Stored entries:
☆ ☆ ☆ ☆ ☆ ☆ ☆

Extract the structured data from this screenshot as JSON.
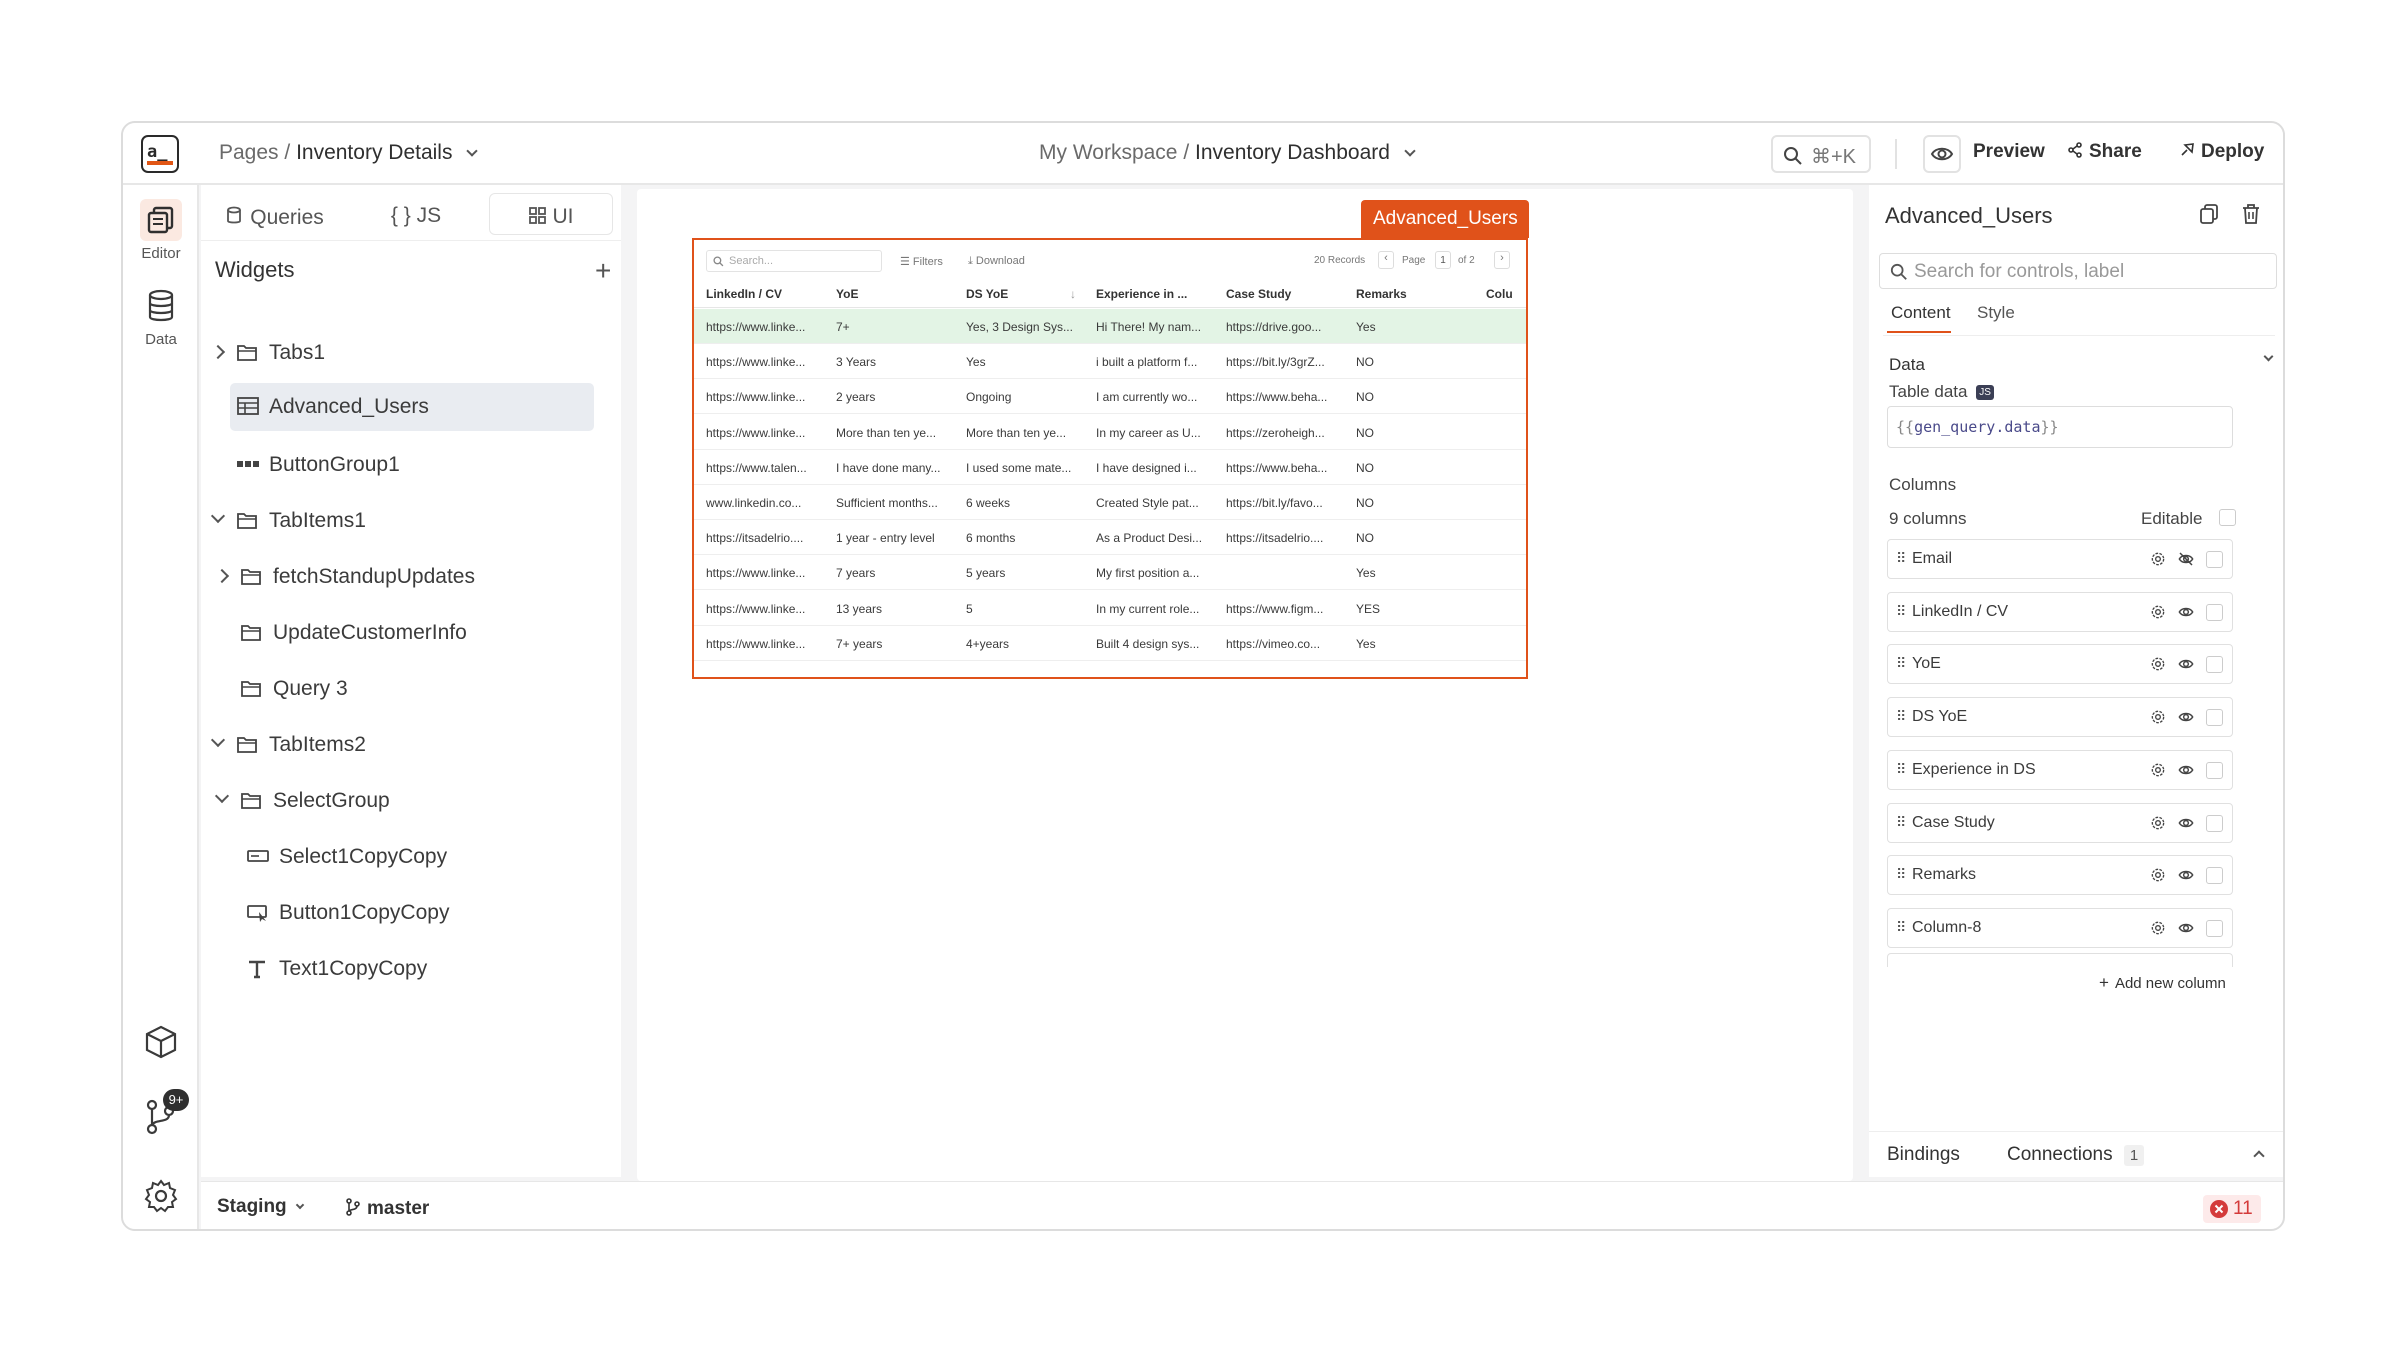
{
  "header": {
    "logo_text": "a_",
    "pages_prefix": "Pages /",
    "page_name": "Inventory Details",
    "workspace_prefix": "My Workspace /",
    "app_name": "Inventory Dashboard",
    "search_shortcut": "⌘+K",
    "preview_label": "Preview",
    "share_label": "Share",
    "deploy_label": "Deploy"
  },
  "rail": {
    "editor_label": "Editor",
    "data_label": "Data",
    "git_badge": "9+"
  },
  "left_panel": {
    "tabs": [
      {
        "label": "Queries",
        "icon": "queries-icon"
      },
      {
        "label": "{ } JS",
        "icon": "js-icon"
      },
      {
        "label": "UI",
        "icon": "ui-grid-icon"
      }
    ],
    "widgets_title": "Widgets",
    "tree": [
      {
        "label": "Tabs1",
        "icon": "folder-icon",
        "caret": "right",
        "depth": 0
      },
      {
        "label": "Advanced_Users",
        "icon": "table-icon",
        "caret": "none",
        "depth": 0,
        "selected": true
      },
      {
        "label": "ButtonGroup1",
        "icon": "button-group-icon",
        "caret": "none",
        "depth": 0
      },
      {
        "label": "TabItems1",
        "icon": "folder-icon",
        "caret": "down",
        "depth": 0
      },
      {
        "label": "fetchStandupUpdates",
        "icon": "folder-icon",
        "caret": "right",
        "depth": 1
      },
      {
        "label": "UpdateCustomerInfo",
        "icon": "folder-icon",
        "caret": "none",
        "depth": 1
      },
      {
        "label": "Query 3",
        "icon": "folder-icon",
        "caret": "none",
        "depth": 1
      },
      {
        "label": "TabItems2",
        "icon": "folder-icon",
        "caret": "down",
        "depth": 0
      },
      {
        "label": "SelectGroup",
        "icon": "folder-icon",
        "caret": "down",
        "depth": 1
      },
      {
        "label": "Select1CopyCopy",
        "icon": "select-icon",
        "caret": "none",
        "depth": 2
      },
      {
        "label": "Button1CopyCopy",
        "icon": "button-icon",
        "caret": "none",
        "depth": 2
      },
      {
        "label": "Text1CopyCopy",
        "icon": "text-icon",
        "caret": "none",
        "depth": 2
      }
    ]
  },
  "canvas": {
    "widget_tag": "Advanced_Users",
    "table": {
      "search_placeholder": "Search...",
      "filters_label": "Filters",
      "download_label": "Download",
      "records": "20 Records",
      "page_label": "Page",
      "page_current": "1",
      "page_of": "of 2",
      "columns": [
        "LinkedIn / CV",
        "YoE",
        "DS YoE",
        "Experience in ...",
        "Case Study",
        "Remarks",
        "Colu"
      ],
      "rows": [
        [
          "https://www.linke...",
          "7+",
          "Yes, 3 Design Sys...",
          "Hi There! My nam...",
          "https://drive.goo...",
          "Yes"
        ],
        [
          "https://www.linke...",
          "3 Years",
          "Yes",
          "i built a platform f...",
          "https://bit.ly/3grZ...",
          "NO"
        ],
        [
          "https://www.linke...",
          "2 years",
          "Ongoing",
          "I am currently wo...",
          "https://www.beha...",
          "NO"
        ],
        [
          "https://www.linke...",
          "More than ten ye...",
          "More than ten ye...",
          "In my career as U...",
          "https://zeroheigh...",
          "NO"
        ],
        [
          "https://www.talen...",
          "I have done many...",
          "I used some mate...",
          "I have designed i...",
          "https://www.beha...",
          "NO"
        ],
        [
          "www.linkedin.co...",
          "Sufficient months...",
          "6 weeks",
          "Created Style pat...",
          "https://bit.ly/favo...",
          "NO"
        ],
        [
          "https://itsadelrio....",
          "1 year - entry level",
          "6 months",
          "As a Product Desi...",
          "https://itsadelrio....",
          "NO"
        ],
        [
          "https://www.linke...",
          "7 years",
          "5 years",
          "My first position a...",
          "",
          "Yes"
        ],
        [
          "https://www.linke...",
          "13 years",
          "5",
          "In my current role...",
          "https://www.figm...",
          "YES"
        ],
        [
          "https://www.linke...",
          "7+ years",
          "4+years",
          "Built 4 design sys...",
          "https://vimeo.co...",
          "Yes"
        ]
      ]
    }
  },
  "right_panel": {
    "title": "Advanced_Users",
    "search_placeholder": "Search for controls, label",
    "tabs": [
      "Content",
      "Style"
    ],
    "section_data": "Data",
    "table_data_label": "Table data",
    "table_data_badge": "JS",
    "table_data_open": "{{",
    "table_data_value": "gen_query.data",
    "table_data_close": "}}",
    "columns_label": "Columns",
    "columns_count": "9 columns",
    "editable_label": "Editable",
    "columns": [
      {
        "name": "Email",
        "visible": false
      },
      {
        "name": "LinkedIn / CV",
        "visible": true
      },
      {
        "name": "YoE",
        "visible": true
      },
      {
        "name": "DS YoE",
        "visible": true
      },
      {
        "name": "Experience in DS",
        "visible": true
      },
      {
        "name": "Case Study",
        "visible": true
      },
      {
        "name": "Remarks",
        "visible": true
      },
      {
        "name": "Column-8",
        "visible": true
      }
    ],
    "add_column_label": "Add new column",
    "bindings_label": "Bindings",
    "connections_label": "Connections",
    "connections_count": "1"
  },
  "bottom_bar": {
    "environment": "Staging",
    "branch": "master",
    "error_count": "11"
  },
  "colors": {
    "accent": "#e0521a",
    "selected_row": "#e3f4e5",
    "selected_tree": "#e9ecf1",
    "error": "#d43b3b"
  }
}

☆ ☆ ☆ ☆ ☆ ☆ ☆

Exercise description
Reproduce the listing exactly. Leave its pictures out.

Answer to this task
Extract the structured data from this screenshot as JSON.
{
  "header": {
    "logo_text": "a_",
    "pages_prefix": "Pages /",
    "page_name": "Inventory Details",
    "workspace_prefix": "My Workspace /",
    "app_name": "Inventory Dashboard",
    "search_shortcut": "⌘+K",
    "preview_label": "Preview",
    "share_label": "Share",
    "deploy_label": "Deploy"
  },
  "rail": {
    "editor_label": "Editor",
    "data_label": "Data",
    "git_badge": "9+"
  },
  "left_panel": {
    "tabs": [
      {
        "label": "Queries",
        "icon": "queries-icon"
      },
      {
        "label": "{ } JS",
        "icon": "js-icon"
      },
      {
        "label": "UI",
        "icon": "ui-grid-icon"
      }
    ],
    "widgets_title": "Widgets",
    "tree": [
      {
        "label": "Tabs1",
        "icon": "folder-icon",
        "caret": "right",
        "depth": 0
      },
      {
        "label": "Advanced_Users",
        "icon": "table-icon",
        "caret": "none",
        "depth": 0,
        "selected": true
      },
      {
        "label": "ButtonGroup1",
        "icon": "button-group-icon",
        "caret": "none",
        "depth": 0
      },
      {
        "label": "TabItems1",
        "icon": "folder-icon",
        "caret": "down",
        "depth": 0
      },
      {
        "label": "fetchStandupUpdates",
        "icon": "folder-icon",
        "caret": "right",
        "depth": 1
      },
      {
        "label": "UpdateCustomerInfo",
        "icon": "folder-icon",
        "caret": "none",
        "depth": 1
      },
      {
        "label": "Query 3",
        "icon": "folder-icon",
        "caret": "none",
        "depth": 1
      },
      {
        "label": "TabItems2",
        "icon": "folder-icon",
        "caret": "down",
        "depth": 0
      },
      {
        "label": "SelectGroup",
        "icon": "folder-icon",
        "caret": "down",
        "depth": 1
      },
      {
        "label": "Select1CopyCopy",
        "icon": "select-icon",
        "caret": "none",
        "depth": 2
      },
      {
        "label": "Button1CopyCopy",
        "icon": "button-icon",
        "caret": "none",
        "depth": 2
      },
      {
        "label": "Text1CopyCopy",
        "icon": "text-icon",
        "caret": "none",
        "depth": 2
      }
    ]
  },
  "canvas": {
    "widget_tag": "Advanced_Users",
    "table": {
      "search_placeholder": "Search...",
      "filters_label": "Filters",
      "download_label": "Download",
      "records": "20 Records",
      "page_label": "Page",
      "page_current": "1",
      "page_of": "of 2",
      "columns": [
        "LinkedIn / CV",
        "YoE",
        "DS YoE",
        "Experience in ...",
        "Case Study",
        "Remarks",
        "Colu"
      ],
      "rows": [
        [
          "https://www.linke...",
          "7+",
          "Yes, 3 Design Sys...",
          "Hi There! My nam...",
          "https://drive.goo...",
          "Yes"
        ],
        [
          "https://www.linke...",
          "3 Years",
          "Yes",
          "i built a platform f...",
          "https://bit.ly/3grZ...",
          "NO"
        ],
        [
          "https://www.linke...",
          "2 years",
          "Ongoing",
          "I am currently wo...",
          "https://www.beha...",
          "NO"
        ],
        [
          "https://www.linke...",
          "More than ten ye...",
          "More than ten ye...",
          "In my career as U...",
          "https://zeroheigh...",
          "NO"
        ],
        [
          "https://www.talen...",
          "I have done many...",
          "I used some mate...",
          "I have designed i...",
          "https://www.beha...",
          "NO"
        ],
        [
          "www.linkedin.co...",
          "Sufficient months...",
          "6 weeks",
          "Created Style pat...",
          "https://bit.ly/favo...",
          "NO"
        ],
        [
          "https://itsadelrio....",
          "1 year - entry level",
          "6 months",
          "As a Product Desi...",
          "https://itsadelrio....",
          "NO"
        ],
        [
          "https://www.linke...",
          "7 years",
          "5 years",
          "My first position a...",
          "",
          "Yes"
        ],
        [
          "https://www.linke...",
          "13 years",
          "5",
          "In my current role...",
          "https://www.figm...",
          "YES"
        ],
        [
          "https://www.linke...",
          "7+ years",
          "4+years",
          "Built 4 design sys...",
          "https://vimeo.co...",
          "Yes"
        ]
      ]
    }
  },
  "right_panel": {
    "title": "Advanced_Users",
    "search_placeholder": "Search for controls, label",
    "tabs": [
      "Content",
      "Style"
    ],
    "section_data": "Data",
    "table_data_label": "Table data",
    "table_data_badge": "JS",
    "table_data_open": "{{",
    "table_data_value": "gen_query.data",
    "table_data_close": "}}",
    "columns_label": "Columns",
    "columns_count": "9 columns",
    "editable_label": "Editable",
    "columns": [
      {
        "name": "Email",
        "visible": false
      },
      {
        "name": "LinkedIn / CV",
        "visible": true
      },
      {
        "name": "YoE",
        "visible": true
      },
      {
        "name": "DS YoE",
        "visible": true
      },
      {
        "name": "Experience in DS",
        "visible": true
      },
      {
        "name": "Case Study",
        "visible": true
      },
      {
        "name": "Remarks",
        "visible": true
      },
      {
        "name": "Column-8",
        "visible": true
      }
    ],
    "add_column_label": "Add new column",
    "bindings_label": "Bindings",
    "connections_label": "Connections",
    "connections_count": "1"
  },
  "bottom_bar": {
    "environment": "Staging",
    "branch": "master",
    "error_count": "11"
  },
  "colors": {
    "accent": "#e0521a",
    "selected_row": "#e3f4e5",
    "selected_tree": "#e9ecf1",
    "error": "#d43b3b"
  }
}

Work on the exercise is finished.